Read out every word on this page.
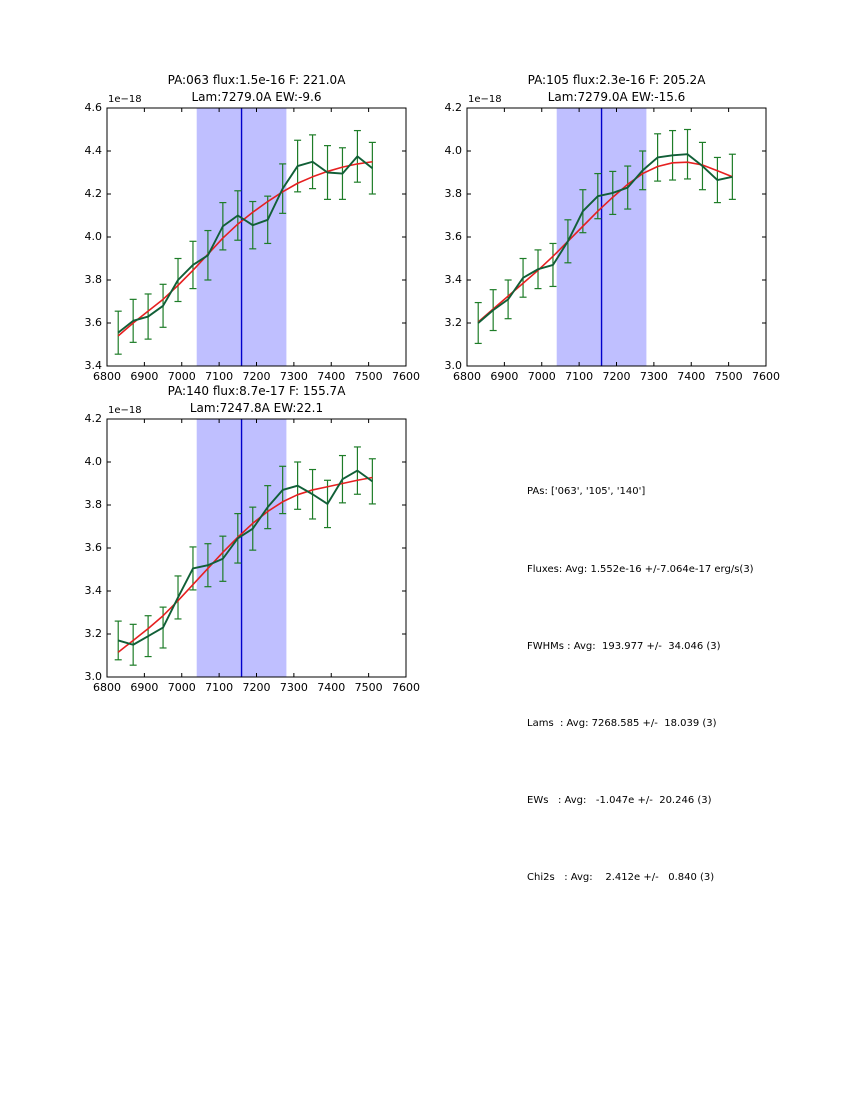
PAs: ['063', '105', '140']

Fluxes: Avg: 1.552e-16 +/-7.064e-17 erg/s(3)

FWHMs : Avg:  193.977 +/-  34.046 (3)

Lams  : Avg: 7268.585 +/-  18.039 (3)

EWs   : Avg:   -1.047e +/-  20.246 (3)

Chi2s   : Avg:    2.412e +/-   0.840 (3)

PA:063 flux:1.5e-16 F: 221.0A
Lam:7279.0A EW:-9.6
1e−18
6800 6900 7000 7100 7200 7300 7400 7500 7600
3.4
3.6
3.8
4.0
4.2
4.4
4.6
PA:105 flux:2.3e-16 F: 205.2A
Lam:7279.0A EW:-15.6
1e−18
6800 6900 7000 7100 7200 7300 7400 7500 7600
3.0
3.2
3.4
3.6
3.8
4.0
4.2
PA:140 flux:8.7e-17 F: 155.7A
Lam:7247.8A EW:22.1
1e−18
6800 6900 7000 7100 7200 7300 7400 7500 7600
3.0
3.2
3.4
3.6
3.8
4.0
4.2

**To be done**
Your task is to transcribe all of the records precisely, with no images included.

**Response**
Read out every word on this page.
PAs: ['063', '105', '140']

Fluxes: Avg: 1.552e-16 +/-7.064e-17 erg/s(3)

FWHMs : Avg:  193.977 +/-  34.046 (3)

Lams  : Avg: 7268.585 +/-  18.039 (3)

EWs   : Avg:   -1.047e +/-  20.246 (3)

Chi2s   : Avg:    2.412e +/-   0.840 (3)

PA:063 flux:1.5e-16 F: 221.0A
Lam:7279.0A EW:-9.6
1e−18
6800 6900 7000 7100 7200 7300 7400 7500 7600
3.4
3.6
3.8
4.0
4.2
4.4
4.6
PA:105 flux:2.3e-16 F: 205.2A
Lam:7279.0A EW:-15.6
1e−18
6800 6900 7000 7100 7200 7300 7400 7500 7600
3.0
3.2
3.4
3.6
3.8
4.0
4.2
PA:140 flux:8.7e-17 F: 155.7A
Lam:7247.8A EW:22.1
1e−18
6800 6900 7000 7100 7200 7300 7400 7500 7600
3.0
3.2
3.4
3.6
3.8
4.0
4.2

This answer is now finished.